**What this task involves**:
Please rewrite the material below, from its first line to the line with "List UI elements and their <box>x0", as a JSON list of strings with one string per line, skipping blank lines and leaving the pictures out.

--- start of Excerpted records ---

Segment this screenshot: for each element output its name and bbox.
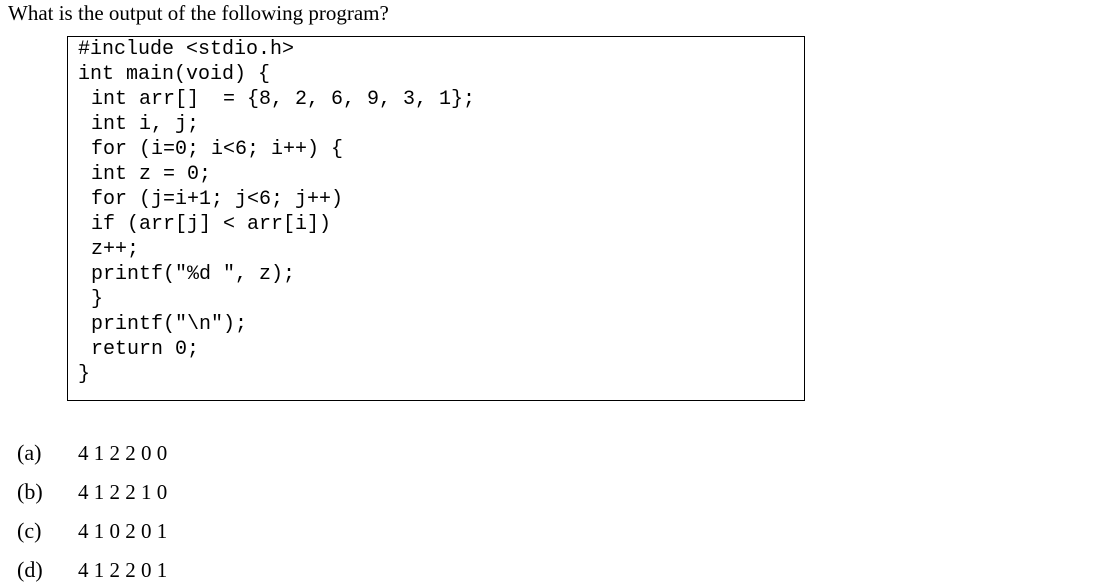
question-text: What is the output of the following prog… — [8, 1, 389, 25]
code-line: int z = 0; — [91, 163, 212, 186]
option-text: 4 1 2 2 0 0 — [78, 441, 168, 465]
code-line: #include <stdio.h> — [78, 38, 295, 61]
code-block: #include <stdio.h> int main(void) { int … — [67, 36, 805, 401]
code-line: int arr[] = {8, 2, 6, 9, 3, 1}; — [91, 88, 476, 111]
option-c[interactable]: (c) 4 1 0 2 0 1 — [0, 516, 400, 546]
option-text: 4 1 2 2 1 0 — [78, 480, 168, 504]
option-label: (b) — [17, 479, 43, 504]
option-b[interactable]: (b) 4 1 2 2 1 0 — [0, 477, 400, 507]
option-label: (c) — [17, 518, 42, 543]
code-line: printf("%d ", z); — [91, 263, 296, 286]
option-text: 4 1 0 2 0 1 — [78, 519, 168, 543]
option-d[interactable]: (d) 4 1 2 2 0 1 — [0, 555, 400, 585]
code-line: return 0; — [91, 338, 200, 361]
code-line: if (arr[j] < arr[i]) — [91, 213, 332, 236]
option-text: 4 1 2 2 0 1 — [78, 558, 168, 582]
code-line: printf("\n"); — [91, 313, 248, 336]
code-line: z++; — [91, 238, 140, 261]
code-line: int main(void) { — [78, 63, 271, 86]
code-line: } — [91, 288, 104, 311]
code-line: for (i=0; i<6; i++) { — [91, 138, 344, 161]
code-line: } — [78, 363, 91, 386]
code-line: int i, j; — [91, 113, 200, 136]
option-label: (d) — [17, 557, 43, 582]
option-a[interactable]: (a) 4 1 2 2 0 0 — [0, 438, 400, 468]
code-line: for (j=i+1; j<6; j++) — [91, 188, 344, 211]
option-label: (a) — [17, 440, 42, 465]
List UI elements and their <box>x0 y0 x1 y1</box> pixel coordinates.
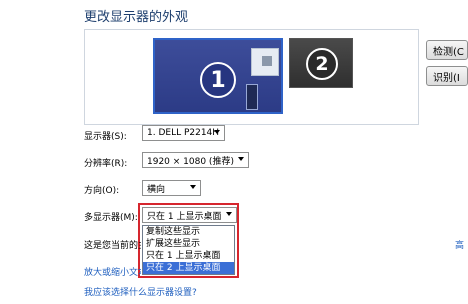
chevron-down-icon <box>214 130 220 134</box>
orientation-label: 方向(O): <box>84 186 120 196</box>
text-size-link[interactable]: 放大或缩小文本 <box>84 265 141 278</box>
current-display-note: 这是您当前的主 <box>84 241 141 251</box>
identify-button[interactable]: 识别(I <box>426 66 468 86</box>
display-select[interactable]: 1. DELL P2214H <box>142 125 225 141</box>
window-thumbnail-icon <box>251 48 279 76</box>
monitor-1[interactable]: 1 <box>153 38 283 114</box>
monitor-1-number: 1 <box>200 62 236 98</box>
display-select-value: 1. DELL P2214H <box>147 128 220 138</box>
chevron-down-icon <box>190 185 196 189</box>
resolution-label: 分辨率(R): <box>84 159 128 169</box>
monitor-2[interactable]: 2 <box>289 38 353 88</box>
chevron-down-icon <box>238 157 244 161</box>
advanced-settings-link[interactable]: 高 <box>455 238 464 251</box>
which-settings-link[interactable]: 我应该选择什么显示器设置? <box>84 285 197 298</box>
display-label: 显示器(S): <box>84 132 127 142</box>
orientation-select[interactable]: 横向 <box>142 180 201 196</box>
multiple-displays-label: 多显示器(M): <box>84 213 138 223</box>
monitor-preview-area: 1 2 <box>84 29 419 125</box>
monitor-2-number: 2 <box>306 48 338 80</box>
resolution-select[interactable]: 1920 × 1080 (推荐) <box>142 152 249 168</box>
annotation-highlight-box <box>138 203 239 278</box>
page-title: 更改显示器的外观 <box>84 10 189 25</box>
orientation-select-value: 横向 <box>147 184 166 195</box>
detect-button[interactable]: 检测(C <box>426 40 468 60</box>
pc-tower-icon <box>246 84 258 110</box>
resolution-select-value: 1920 × 1080 (推荐) <box>147 156 234 167</box>
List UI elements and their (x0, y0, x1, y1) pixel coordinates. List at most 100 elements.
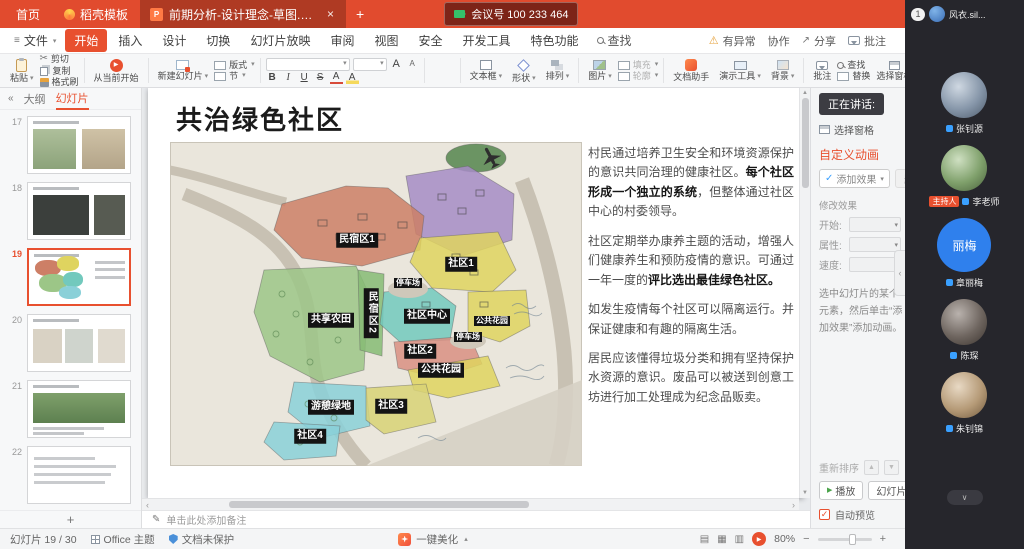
share-button[interactable]: ↗ 分享 (802, 33, 836, 49)
align-center-button[interactable] (437, 71, 441, 73)
participant-章丽梅[interactable]: 丽梅章丽梅 (937, 218, 991, 289)
slide-thumbnail-20[interactable]: 20 (0, 310, 141, 376)
menu-tab-切换[interactable]: 切换 (197, 29, 239, 52)
meeting-id-badge[interactable]: 会议号 100 233 464 (444, 2, 578, 26)
shapes-button[interactable]: 形状▾ (508, 57, 540, 85)
menu-tab-审阅[interactable]: 审阅 (321, 29, 363, 52)
reading-view-button[interactable]: ▥ (735, 534, 744, 545)
zoom-out-button[interactable]: − (803, 533, 809, 545)
zoom-slider-knob[interactable] (849, 534, 856, 545)
scrollbar-thumb[interactable] (802, 98, 809, 188)
start-select[interactable]: ▾ (849, 217, 901, 232)
menu-tab-幻灯片放映[interactable]: 幻灯片放映 (241, 29, 319, 52)
notes-bar[interactable]: ✎ 单击此处添加备注 (142, 510, 810, 528)
theme-button[interactable]: Office 主题 (91, 532, 155, 547)
scroll-left-icon[interactable]: ‹ (146, 500, 149, 510)
font-color-button[interactable]: A (330, 72, 343, 84)
ribbon-comment-button[interactable]: 批注 (809, 59, 835, 83)
beautify-button[interactable]: 一键美化 ▴ (398, 532, 468, 547)
slideshow-play-button[interactable]: ▶ (752, 532, 766, 546)
slide-canvas[interactable]: 共治绿色社区 (142, 88, 810, 510)
menu-tab-插入[interactable]: 插入 (109, 29, 151, 52)
zoom-slider[interactable] (818, 538, 872, 541)
justify-button[interactable] (451, 71, 455, 73)
participant-朱钊锦[interactable]: 朱钊锦 (941, 372, 987, 435)
panel-collapse-handle[interactable]: ‹ (894, 250, 905, 296)
strikethrough-button[interactable]: S (314, 72, 327, 84)
menu-tab-开发工具[interactable]: 开发工具 (454, 29, 520, 52)
layout-button[interactable]: 版式▾ (214, 60, 255, 70)
menu-tab-开始[interactable]: 开始 (65, 29, 107, 52)
increase-font-button[interactable]: A (390, 58, 403, 70)
home-tab[interactable]: 首页 (4, 0, 52, 28)
highlight-button[interactable]: A (346, 72, 359, 84)
decrease-font-button[interactable]: A (406, 58, 419, 70)
community-map[interactable]: 民宿区1社区1停车场共享农田民宿区2社区中心公共花园停车场社区2公共花园游憩绿地… (170, 142, 582, 466)
textbox-button[interactable]: 文本框▾ (466, 58, 507, 83)
add-effect-button[interactable]: ✓ 添加效果 ▾ (819, 169, 890, 188)
new-tab-button[interactable]: + (346, 6, 374, 22)
slide-19[interactable]: 共治绿色社区 (148, 88, 804, 498)
slide-thumbnail-22[interactable]: 22 (0, 442, 141, 508)
bold-button[interactable]: B (266, 72, 279, 84)
scrollbar-thumb[interactable] (229, 501, 529, 508)
comment-button[interactable]: 批注 (848, 33, 886, 49)
play-animation-button[interactable]: ▶ 播放 (819, 481, 863, 500)
docer-template-tab[interactable]: 稻壳模板 (52, 0, 140, 28)
menu-tab-视图[interactable]: 视图 (365, 29, 407, 52)
slide-thumbnail-19[interactable]: 19 (0, 244, 141, 310)
document-tab[interactable]: P 前期分析-设计理念-草图.pptx × (140, 0, 346, 28)
fill-button[interactable]: 填充▾ (618, 60, 659, 70)
tab-slides[interactable]: 幻灯片 (56, 88, 89, 110)
participant-张钊源[interactable]: 张钊源 (941, 72, 987, 135)
slide-body-text[interactable]: 村民通过培养卫生安全和环境资源保护的意识共同治理的健康社区。每个社区形成一个独立… (588, 144, 794, 417)
menu-find-button[interactable]: 查找 (589, 32, 640, 49)
new-slide-button[interactable]: 新建幻灯片▾ (154, 58, 213, 83)
close-tab-icon[interactable]: × (325, 7, 336, 21)
copy-button[interactable]: 复制 (40, 65, 79, 76)
bullet-list-button[interactable] (430, 68, 434, 70)
collapse-participants-button[interactable]: ∨ (947, 490, 983, 505)
sorter-view-button[interactable]: ▦ (717, 534, 726, 545)
doc-assistant-button[interactable]: 文档助手 (669, 57, 713, 84)
paste-button[interactable]: 粘贴▾ (6, 57, 38, 85)
italic-button[interactable]: I (282, 72, 295, 84)
font-size-select[interactable]: ▾ (353, 58, 387, 71)
menu-tab-设计[interactable]: 设计 (153, 29, 195, 52)
tab-outline[interactable]: 大纲 (24, 91, 46, 107)
background-button[interactable]: 背景▾ (767, 58, 799, 83)
replace-button[interactable]: 替换 (837, 71, 870, 81)
menu-tab-安全[interactable]: 安全 (409, 29, 451, 52)
scroll-up-icon[interactable]: ▲ (802, 90, 808, 96)
normal-view-button[interactable]: ▤ (700, 534, 709, 545)
collapse-panel-icon[interactable]: « (8, 94, 14, 104)
horizontal-scrollbar[interactable]: ‹ › (142, 498, 799, 510)
font-family-select[interactable]: ▾ (266, 58, 350, 71)
numbered-list-button[interactable] (437, 68, 441, 70)
sync-status-button[interactable]: ⚠ 有异常 (709, 33, 756, 49)
slide-title[interactable]: 共治绿色社区 (176, 100, 344, 137)
participant-陈琛[interactable]: 陈琛 (941, 299, 987, 362)
property-select[interactable]: ▾ (849, 237, 901, 252)
indent-increase-button[interactable] (451, 68, 455, 70)
outline-button[interactable]: 轮廓▾ (618, 71, 659, 81)
participant-李老师[interactable]: 主持人李老师 (929, 145, 999, 208)
arrange-button[interactable]: 排列▾ (542, 58, 574, 83)
scroll-right-icon[interactable]: › (792, 500, 795, 510)
scroll-down-icon[interactable]: ▼ (802, 490, 808, 496)
align-left-button[interactable] (430, 71, 434, 73)
move-down-button[interactable]: ▼ (884, 460, 899, 475)
move-up-button[interactable]: ▲ (864, 460, 879, 475)
align-right-button[interactable] (444, 71, 448, 73)
section-button[interactable]: 节▾ (214, 71, 255, 81)
slide-thumbnail-18[interactable]: 18 (0, 178, 141, 244)
underline-button[interactable]: U (298, 72, 311, 84)
format-painter-button[interactable]: 格式刷 (40, 77, 79, 87)
indent-decrease-button[interactable] (444, 68, 448, 70)
slide-thumbnail-21[interactable]: 21 (0, 376, 141, 442)
protection-status[interactable]: 文档未保护 (169, 532, 235, 547)
cut-button[interactable]: ✂剪切 (40, 54, 79, 64)
zoom-in-button[interactable]: + (880, 533, 886, 545)
file-menu[interactable]: ≡ 文件 ▾ (6, 30, 64, 51)
picture-button[interactable]: 图片▾ (584, 58, 616, 83)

--- end of Excerpted records ---

**In response**:
[
  "Segment this screenshot: for each element output its name and bbox.",
  "question-text: What is the output of the following prog… — [8, 1, 389, 25]",
  "code-line: int z = 0; — [91, 163, 212, 186]",
  "option-text: 4 1 2 2 0 0 — [78, 441, 168, 465]",
  "code-line: #include <stdio.h> — [78, 38, 295, 61]",
  "code-block: #include <stdio.h> int main(void) { int … — [67, 36, 805, 401]",
  "code-line: int arr[] = {8, 2, 6, 9, 3, 1}; — [91, 88, 476, 111]",
  "option-c[interactable]: (c) 4 1 0 2 0 1 — [0, 516, 400, 546]",
  "option-text: 4 1 2 2 1 0 — [78, 480, 168, 504]",
  "option-label: (b) — [17, 479, 43, 504]",
  "option-b[interactable]: (b) 4 1 2 2 1 0 — [0, 477, 400, 507]",
  "option-label: (c) — [17, 518, 42, 543]",
  "code-line: printf(\"%d \", z); — [91, 263, 296, 286]",
  "option-text: 4 1 0 2 0 1 — [78, 519, 168, 543]",
  "option-d[interactable]: (d) 4 1 2 2 0 1 — [0, 555, 400, 585]",
  "code-line: return 0; — [91, 338, 200, 361]",
  "code-line: if (arr[j] < arr[i]) — [91, 213, 332, 236]",
  "option-text: 4 1 2 2 0 1 — [78, 558, 168, 582]",
  "code-line: printf(\"\\n\"); — [91, 313, 248, 336]",
  "code-line: z++; — [91, 238, 140, 261]",
  "code-line: int main(void) { — [78, 63, 271, 86]",
  "code-line: } — [91, 288, 104, 311]",
  "code-line: for (i=0; i<6; i++) { — [91, 138, 344, 161]",
  "code-line: } — [78, 363, 91, 386]",
  "code-line: int i, j; — [91, 113, 200, 136]",
  "option-label: (d) — [17, 557, 43, 582]",
  "option-a[interactable]: (a) 4 1 2 2 0 0 — [0, 438, 400, 468]",
  "code-line: for (j=i+1; j<6; j++) — [91, 188, 344, 211]",
  "option-label: (a) — [17, 440, 42, 465]",
  "List UI elements and their <box>x0 y0 x1 y1</box> pixel coordinates."
]